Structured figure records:

»»

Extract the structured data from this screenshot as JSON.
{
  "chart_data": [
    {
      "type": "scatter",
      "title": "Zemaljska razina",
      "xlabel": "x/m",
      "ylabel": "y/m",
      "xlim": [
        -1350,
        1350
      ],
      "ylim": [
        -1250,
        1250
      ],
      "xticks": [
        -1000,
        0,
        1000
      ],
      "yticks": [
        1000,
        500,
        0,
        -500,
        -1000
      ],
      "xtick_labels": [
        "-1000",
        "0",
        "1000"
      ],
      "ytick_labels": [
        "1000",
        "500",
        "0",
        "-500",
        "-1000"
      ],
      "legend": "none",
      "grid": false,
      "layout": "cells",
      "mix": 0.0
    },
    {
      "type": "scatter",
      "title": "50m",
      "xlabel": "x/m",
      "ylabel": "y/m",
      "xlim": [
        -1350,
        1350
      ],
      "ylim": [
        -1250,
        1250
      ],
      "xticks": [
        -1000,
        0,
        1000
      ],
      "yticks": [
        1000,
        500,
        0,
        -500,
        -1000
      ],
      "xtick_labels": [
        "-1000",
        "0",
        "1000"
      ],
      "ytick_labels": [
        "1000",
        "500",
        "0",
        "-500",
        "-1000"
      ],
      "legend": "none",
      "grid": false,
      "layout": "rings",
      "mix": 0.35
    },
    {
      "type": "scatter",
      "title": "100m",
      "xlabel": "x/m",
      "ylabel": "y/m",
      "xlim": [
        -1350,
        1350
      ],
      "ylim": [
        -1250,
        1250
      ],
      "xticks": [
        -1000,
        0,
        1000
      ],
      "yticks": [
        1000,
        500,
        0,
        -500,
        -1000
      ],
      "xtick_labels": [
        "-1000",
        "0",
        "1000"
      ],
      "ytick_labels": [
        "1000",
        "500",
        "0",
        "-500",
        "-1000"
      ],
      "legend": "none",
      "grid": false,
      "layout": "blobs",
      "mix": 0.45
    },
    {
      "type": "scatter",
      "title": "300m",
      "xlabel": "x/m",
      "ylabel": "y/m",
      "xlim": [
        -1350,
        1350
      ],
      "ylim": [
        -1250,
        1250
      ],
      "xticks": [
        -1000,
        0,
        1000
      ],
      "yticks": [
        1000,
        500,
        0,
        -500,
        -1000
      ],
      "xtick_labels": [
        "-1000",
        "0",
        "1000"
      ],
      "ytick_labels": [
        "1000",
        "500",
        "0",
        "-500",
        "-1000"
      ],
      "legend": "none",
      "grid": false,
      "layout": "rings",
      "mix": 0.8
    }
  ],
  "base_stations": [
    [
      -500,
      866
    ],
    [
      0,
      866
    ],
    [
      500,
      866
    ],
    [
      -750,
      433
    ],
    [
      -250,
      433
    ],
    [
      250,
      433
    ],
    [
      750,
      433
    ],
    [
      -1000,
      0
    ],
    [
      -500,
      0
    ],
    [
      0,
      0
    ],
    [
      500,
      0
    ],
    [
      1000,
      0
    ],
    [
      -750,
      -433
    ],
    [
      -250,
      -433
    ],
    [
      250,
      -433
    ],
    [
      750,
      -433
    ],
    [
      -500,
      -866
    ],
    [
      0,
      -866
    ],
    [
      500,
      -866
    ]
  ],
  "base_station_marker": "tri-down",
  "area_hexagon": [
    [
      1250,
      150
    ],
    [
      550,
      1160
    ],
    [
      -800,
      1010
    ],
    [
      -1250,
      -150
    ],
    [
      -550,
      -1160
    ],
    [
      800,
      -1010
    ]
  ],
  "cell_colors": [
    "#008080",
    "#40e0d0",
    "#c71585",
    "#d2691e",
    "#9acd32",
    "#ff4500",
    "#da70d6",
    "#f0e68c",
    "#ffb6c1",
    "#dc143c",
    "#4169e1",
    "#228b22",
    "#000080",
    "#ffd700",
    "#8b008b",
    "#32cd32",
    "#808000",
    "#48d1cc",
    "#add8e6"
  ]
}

««

> [Short exercise]
Write out all of the records once more, exactly.

> [Exercise output]
Extract the structured data from this screenshot as JSON.
{
  "chart_data": [
    {
      "type": "scatter",
      "title": "Zemaljska razina",
      "xlabel": "x/m",
      "ylabel": "y/m",
      "xlim": [
        -1350,
        1350
      ],
      "ylim": [
        -1250,
        1250
      ],
      "xticks": [
        -1000,
        0,
        1000
      ],
      "yticks": [
        1000,
        500,
        0,
        -500,
        -1000
      ],
      "xtick_labels": [
        "-1000",
        "0",
        "1000"
      ],
      "ytick_labels": [
        "1000",
        "500",
        "0",
        "-500",
        "-1000"
      ],
      "legend": "none",
      "grid": false,
      "layout": "cells",
      "mix": 0.0
    },
    {
      "type": "scatter",
      "title": "50m",
      "xlabel": "x/m",
      "ylabel": "y/m",
      "xlim": [
        -1350,
        1350
      ],
      "ylim": [
        -1250,
        1250
      ],
      "xticks": [
        -1000,
        0,
        1000
      ],
      "yticks": [
        1000,
        500,
        0,
        -500,
        -1000
      ],
      "xtick_labels": [
        "-1000",
        "0",
        "1000"
      ],
      "ytick_labels": [
        "1000",
        "500",
        "0",
        "-500",
        "-1000"
      ],
      "legend": "none",
      "grid": false,
      "layout": "rings",
      "mix": 0.35
    },
    {
      "type": "scatter",
      "title": "100m",
      "xlabel": "x/m",
      "ylabel": "y/m",
      "xlim": [
        -1350,
        1350
      ],
      "ylim": [
        -1250,
        1250
      ],
      "xticks": [
        -1000,
        0,
        1000
      ],
      "yticks": [
        1000,
        500,
        0,
        -500,
        -1000
      ],
      "xtick_labels": [
        "-1000",
        "0",
        "1000"
      ],
      "ytick_labels": [
        "1000",
        "500",
        "0",
        "-500",
        "-1000"
      ],
      "legend": "none",
      "grid": false,
      "layout": "blobs",
      "mix": 0.45
    },
    {
      "type": "scatter",
      "title": "300m",
      "xlabel": "x/m",
      "ylabel": "y/m",
      "xlim": [
        -1350,
        1350
      ],
      "ylim": [
        -1250,
        1250
      ],
      "xticks": [
        -1000,
        0,
        1000
      ],
      "yticks": [
        1000,
        500,
        0,
        -500,
        -1000
      ],
      "xtick_labels": [
        "-1000",
        "0",
        "1000"
      ],
      "ytick_labels": [
        "1000",
        "500",
        "0",
        "-500",
        "-1000"
      ],
      "legend": "none",
      "grid": false,
      "layout": "rings",
      "mix": 0.8
    }
  ],
  "base_stations": [
    [
      -500,
      866
    ],
    [
      0,
      866
    ],
    [
      500,
      866
    ],
    [
      -750,
      433
    ],
    [
      -250,
      433
    ],
    [
      250,
      433
    ],
    [
      750,
      433
    ],
    [
      -1000,
      0
    ],
    [
      -500,
      0
    ],
    [
      0,
      0
    ],
    [
      500,
      0
    ],
    [
      1000,
      0
    ],
    [
      -750,
      -433
    ],
    [
      -250,
      -433
    ],
    [
      250,
      -433
    ],
    [
      750,
      -433
    ],
    [
      -500,
      -866
    ],
    [
      0,
      -866
    ],
    [
      500,
      -866
    ]
  ],
  "base_station_marker": "tri-down",
  "area_hexagon": [
    [
      1250,
      150
    ],
    [
      550,
      1160
    ],
    [
      -800,
      1010
    ],
    [
      -1250,
      -150
    ],
    [
      -550,
      -1160
    ],
    [
      800,
      -1010
    ]
  ],
  "cell_colors": [
    "#008080",
    "#40e0d0",
    "#c71585",
    "#d2691e",
    "#9acd32",
    "#ff4500",
    "#da70d6",
    "#f0e68c",
    "#ffb6c1",
    "#dc143c",
    "#4169e1",
    "#228b22",
    "#000080",
    "#ffd700",
    "#8b008b",
    "#32cd32",
    "#808000",
    "#48d1cc",
    "#add8e6"
  ]
}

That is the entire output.